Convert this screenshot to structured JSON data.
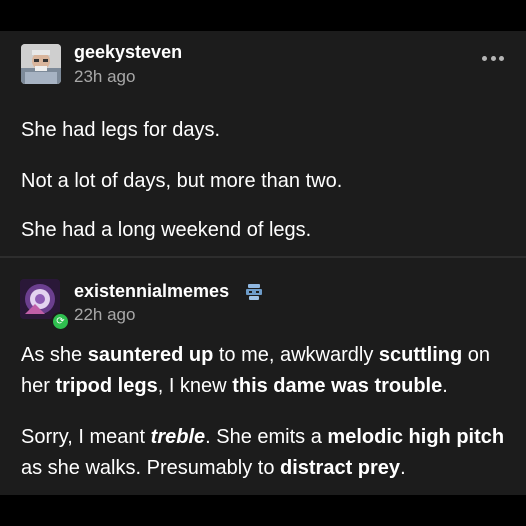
{
  "colors": {
    "background": "#000000",
    "panel": "#1c1c1c",
    "text": "#ffffff",
    "muted": "#a8a8a8",
    "reblog_badge": "#2fbf4f"
  },
  "post1": {
    "avatar_icon": "user-avatar-photo",
    "username": "geekysteven",
    "time": "23h ago",
    "menu_icon": "more-dots-icon",
    "paragraphs": [
      "She had legs for days.",
      "Not a lot of days, but more than two.",
      "She had a long weekend of legs."
    ]
  },
  "post2": {
    "avatar_icon": "user-avatar-art",
    "badge_icon": "reblog-icon",
    "flair_icon": "robot-flair-icon",
    "username": "existennialmemes",
    "time": "22h ago",
    "para1": {
      "s1": "As she ",
      "b1": "sauntered up",
      "s2": " to me, awkwardly ",
      "b2": "scuttling",
      "s3": " on her ",
      "b3": "tripod legs",
      "s4": ", I knew ",
      "b4": "this dame was trouble",
      "s5": "."
    },
    "para2": {
      "s1": "Sorry, I meant ",
      "bi": "treble",
      "s2": ". She emits a ",
      "b1": "melodic high pitch",
      "s3": " as she walks. Presumably to ",
      "b2": "distract prey",
      "s4": "."
    }
  }
}
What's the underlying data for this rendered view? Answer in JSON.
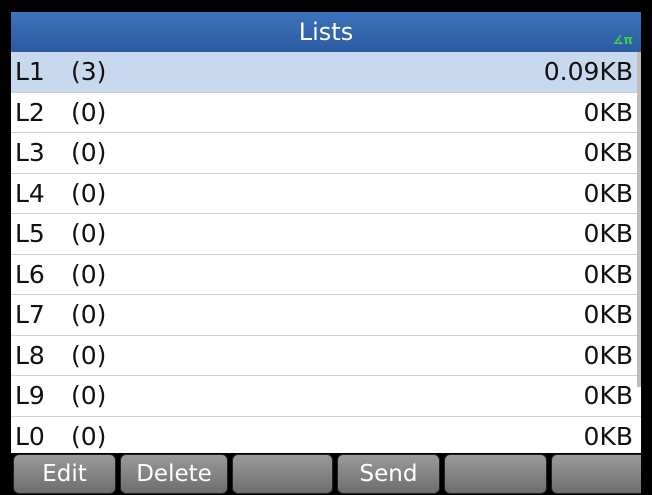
{
  "header": {
    "title": "Lists",
    "angle_mode_icon": "angle-radians-icon",
    "angle_glyph": "∡π"
  },
  "lists": [
    {
      "name": "L1",
      "count": "(3)",
      "size": "0.09KB",
      "selected": true
    },
    {
      "name": "L2",
      "count": "(0)",
      "size": "0KB"
    },
    {
      "name": "L3",
      "count": "(0)",
      "size": "0KB"
    },
    {
      "name": "L4",
      "count": "(0)",
      "size": "0KB"
    },
    {
      "name": "L5",
      "count": "(0)",
      "size": "0KB"
    },
    {
      "name": "L6",
      "count": "(0)",
      "size": "0KB"
    },
    {
      "name": "L7",
      "count": "(0)",
      "size": "0KB"
    },
    {
      "name": "L8",
      "count": "(0)",
      "size": "0KB"
    },
    {
      "name": "L9",
      "count": "(0)",
      "size": "0KB"
    },
    {
      "name": "L0",
      "count": "(0)",
      "size": "0KB"
    }
  ],
  "softkeys": [
    "Edit",
    "Delete",
    "",
    "Send",
    "",
    ""
  ],
  "colors": {
    "title_bar": "#2f63ad",
    "selection": "#c7d8ef",
    "angle_indicator": "#39d34a",
    "softkey": "#8a8a8a"
  }
}
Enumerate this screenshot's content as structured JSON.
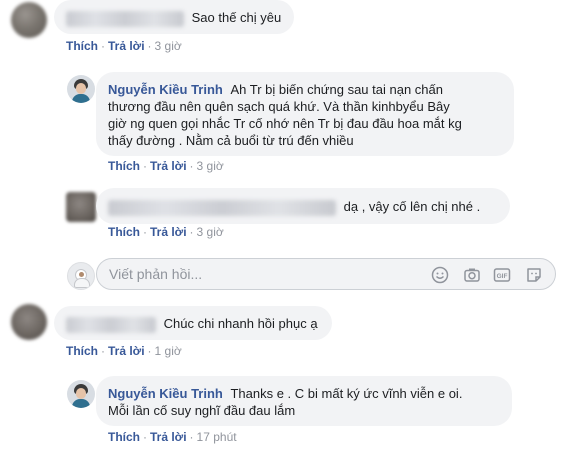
{
  "colors": {
    "link": "#385898",
    "bubble": "#f2f3f5",
    "meta": "#90949c"
  },
  "comments": [
    {
      "author_visible": false,
      "text": "Sao thế chị yêu",
      "actions": {
        "like": "Thích",
        "reply": "Trả lời",
        "time": "3 giờ"
      }
    },
    {
      "author": "Nguyễn Kiều Trinh",
      "text_lines": [
        "Ah Tr bị biến chứng sau tai nạn chấn",
        "thương đầu nên quên sạch quá khứ. Và thần kinhbyểu Bây",
        "giờ ng quen gọi nhắc Tr cố nhớ nên Tr bị đau đầu hoa mắt kg",
        "thấy đường . Nằm cả buổi từ trú đến vhiều"
      ],
      "actions": {
        "like": "Thích",
        "reply": "Trả lời",
        "time": "3 giờ"
      }
    },
    {
      "author_visible": false,
      "text": "dạ , vậy cố lên chị nhé .",
      "actions": {
        "like": "Thích",
        "reply": "Trả lời",
        "time": "3 giờ"
      }
    },
    {
      "author_visible": false,
      "text": "Chúc chi nhanh hồi phục ạ",
      "actions": {
        "like": "Thích",
        "reply": "Trả lời",
        "time": "1 giờ"
      }
    },
    {
      "author": "Nguyễn Kiều Trinh",
      "text_lines": [
        "Thanks e . C bi mất ký ức vĩnh viễn e oi.",
        "Mỗi lần cố suy nghĩ đầu đau lắm"
      ],
      "actions": {
        "like": "Thích",
        "reply": "Trả lời",
        "time": "17 phút"
      }
    }
  ],
  "composer": {
    "placeholder": "Viết phản hồi...",
    "tools": [
      "emoji-icon",
      "camera-icon",
      "gif-icon",
      "sticker-icon"
    ]
  }
}
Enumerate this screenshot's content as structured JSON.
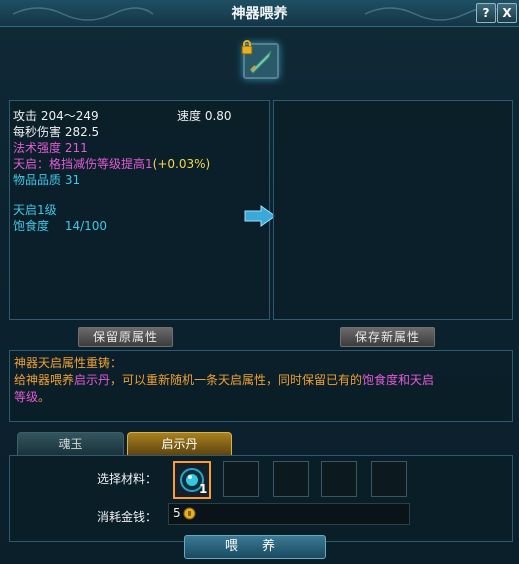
{
  "window": {
    "title": "神器喂养",
    "help_label": "?",
    "close_label": "X"
  },
  "stats_left": {
    "attack": "攻击 204～249",
    "speed": "速度 0.80",
    "dps": "每秒伤害 282.5",
    "spell_power": "法术强度 211",
    "tianqi_label": "天启：格挡减伤等级提高1",
    "tianqi_bonus": "(+0.03%)",
    "quality": "物品品质 31",
    "tianqi_level": "天启1级",
    "satiety": "饱食度　 14/100"
  },
  "buttons": {
    "keep_old": "保留原属性",
    "save_new": "保存新属性",
    "feed": "喂 养"
  },
  "description": {
    "heading": "神器天启属性重铸：",
    "line2_a": "给神器喂养",
    "line2_b": "启示丹",
    "line2_c": "，可以重新随机一条天启属性，同时保留已有的",
    "line2_d": "饱食度和天启",
    "line3": "等级",
    "line3_end": "。"
  },
  "tabs": [
    {
      "label": "魂玉"
    },
    {
      "label": "启示丹"
    }
  ],
  "materials": {
    "label": "选择材料：",
    "slot1_qty": "1"
  },
  "cost": {
    "label": "消耗金钱：",
    "value": "5"
  },
  "colors": {
    "accent_orange": "#f0a030",
    "magenta": "#e35ad6",
    "cyan": "#3fc7e8",
    "yellow": "#f2d94a"
  },
  "icons": [
    "lock-icon",
    "sword-icon",
    "arrow-right-icon",
    "gem-icon",
    "coin-icon"
  ]
}
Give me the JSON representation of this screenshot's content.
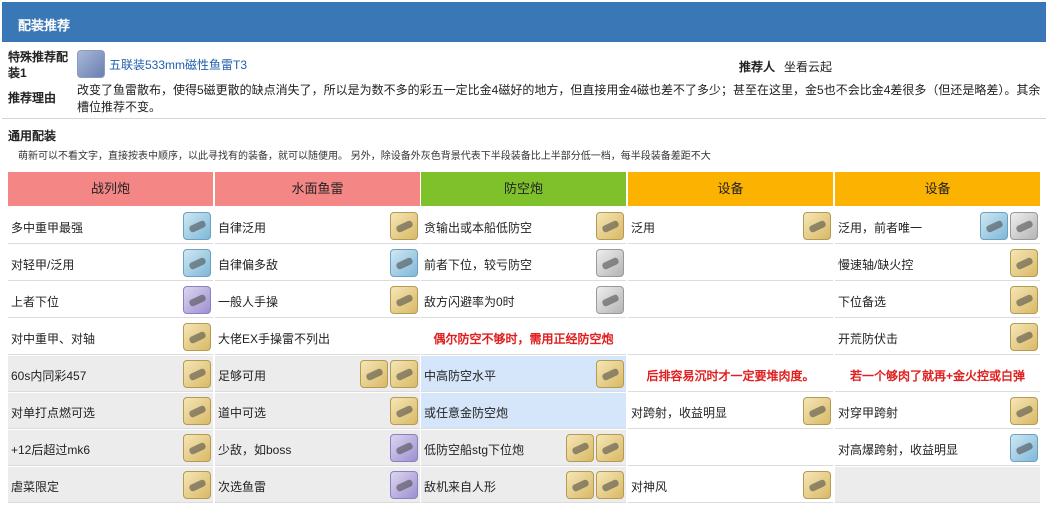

Short task: Exclude every picture and copy the remaining data exactly.

Solution to the exercise:
Convert this screenshot to structured JSON data.
{
  "colors": {
    "background": "#000000",
    "panel": "#1c1c1c",
    "text": "#ffffff",
    "muted": "#a8a8a8",
    "reblog_badge": "#2fbf4f"
  },
  "post1": {
    "avatar_icon": "user-avatar-photo",
    "username": "geekysteven",
    "time": "23h ago",
    "menu_icon": "more-dots-icon",
    "paragraphs": [
      "She had legs for days.",
      "Not a lot of days, but more than two.",
      "She had a long weekend of legs."
    ]
  },
  "post2": {
    "avatar_icon": "user-avatar-art",
    "badge_icon": "reblog-icon",
    "flair_icon": "robot-flair-icon",
    "username": "existennialmemes",
    "time": "22h ago",
    "para1": {
      "s1": "As she ",
      "b1": "sauntered up",
      "s2": " to me, awkwardly ",
      "b2": "scuttling",
      "s3": " on her ",
      "b3": "tripod legs",
      "s4": ", I knew ",
      "b4": "this dame was trouble",
      "s5": "."
    },
    "para2": {
      "s1": "Sorry, I meant ",
      "bi": "treble",
      "s2": ". She emits a ",
      "b1": "melodic high pitch",
      "s3": " as she walks. Presumably to ",
      "b2": "distract prey",
      "s4": "."
    }
  }
}
What's the underlying data for this rendered view? Answer in JSON.
{
  "header": {
    "title": "Lists",
    "angle_mode_icon": "angle-radians-icon",
    "angle_glyph": "∡π"
  },
  "lists": [
    {
      "name": "L1",
      "count": "(3)",
      "size": "0.09KB",
      "selected": true
    },
    {
      "name": "L2",
      "count": "(0)",
      "size": "0KB"
    },
    {
      "name": "L3",
      "count": "(0)",
      "size": "0KB"
    },
    {
      "name": "L4",
      "count": "(0)",
      "size": "0KB"
    },
    {
      "name": "L5",
      "count": "(0)",
      "size": "0KB"
    },
    {
      "name": "L6",
      "count": "(0)",
      "size": "0KB"
    },
    {
      "name": "L7",
      "count": "(0)",
      "size": "0KB"
    },
    {
      "name": "L8",
      "count": "(0)",
      "size": "0KB"
    },
    {
      "name": "L9",
      "count": "(0)",
      "size": "0KB"
    },
    {
      "name": "L0",
      "count": "(0)",
      "size": "0KB"
    }
  ],
  "softkeys": [
    "Edit",
    "Delete",
    "",
    "Send",
    "",
    ""
  ],
  "colors": {
    "title_bar": "#2f63ad",
    "selection": "#c7d8ef",
    "angle_indicator": "#39d34a",
    "softkey": "#8a8a8a"
  }
}
Enumerate this screenshot's content as structured JSON.
{
  "colors": {
    "link": "#385898",
    "bubble": "#f2f3f5",
    "meta": "#90949c"
  },
  "comments": [
    {
      "author_visible": false,
      "text": "Sao thế chị yêu",
      "actions": {
        "like": "Thích",
        "reply": "Trả lời",
        "time": "3 giờ"
      }
    },
    {
      "author": "Nguyễn Kiều Trinh",
      "text_lines": [
        "Ah Tr bị biến chứng sau tai nạn chấn",
        "thương đầu nên quên sạch quá khứ. Và thần kinhbyểu Bây",
        "giờ ng quen gọi nhắc Tr cố nhớ nên Tr bị đau đầu hoa mắt kg",
        "thấy đường . Nằm cả buổi từ trú đến vhiều"
      ],
      "actions": {
        "like": "Thích",
        "reply": "Trả lời",
        "time": "3 giờ"
      }
    },
    {
      "author_visible": false,
      "text": "dạ , vậy cố lên chị nhé .",
      "actions": {
        "like": "Thích",
        "reply": "Trả lời",
        "time": "3 giờ"
      }
    },
    {
      "author_visible": false,
      "text": "Chúc chi nhanh hồi phục ạ",
      "actions": {
        "like": "Thích",
        "reply": "Trả lời",
        "time": "1 giờ"
      }
    },
    {
      "author": "Nguyễn Kiều Trinh",
      "text_lines": [
        "Thanks e . C bi mất ký ức vĩnh viễn e oi.",
        "Mỗi lần cố suy nghĩ đầu đau lắm"
      ],
      "actions": {
        "like": "Thích",
        "reply": "Trả lời",
        "time": "17 phút"
      }
    }
  ],
  "composer": {
    "placeholder": "Viết phản hồi...",
    "tools": [
      "emoji-icon",
      "camera-icon",
      "gif-icon",
      "sticker-icon"
    ]
  }
}
Enumerate this screenshot's content as structured JSON.
{
  "window": {
    "title": "神器喂养",
    "help_label": "?",
    "close_label": "X"
  },
  "stats_left": {
    "attack": "攻击 204～249",
    "speed": "速度 0.80",
    "dps": "每秒伤害 282.5",
    "spell_power": "法术强度 211",
    "tianqi_label": "天启：格挡减伤等级提高1",
    "tianqi_bonus": "(+0.03%)",
    "quality": "物品品质 31",
    "tianqi_level": "天启1级",
    "satiety": "饱食度　 14/100"
  },
  "buttons": {
    "keep_old": "保留原属性",
    "save_new": "保存新属性",
    "feed": "喂 养"
  },
  "description": {
    "heading": "神器天启属性重铸：",
    "line2_a": "给神器喂养",
    "line2_b": "启示丹",
    "line2_c": "，可以重新随机一条天启属性，同时保留已有的",
    "line2_d": "饱食度和天启",
    "line3": "等级",
    "line3_end": "。"
  },
  "tabs": [
    {
      "label": "魂玉"
    },
    {
      "label": "启示丹"
    }
  ],
  "materials": {
    "label": "选择材料：",
    "slot1_qty": "1"
  },
  "cost": {
    "label": "消耗金钱：",
    "value": "5"
  },
  "colors": {
    "accent_orange": "#f0a030",
    "magenta": "#e35ad6",
    "cyan": "#3fc7e8",
    "yellow": "#f2d94a"
  },
  "icons": [
    "lock-icon",
    "sword-icon",
    "arrow-right-icon",
    "gem-icon",
    "coin-icon"
  ]
}
Give me the JSON representation of this screenshot's content.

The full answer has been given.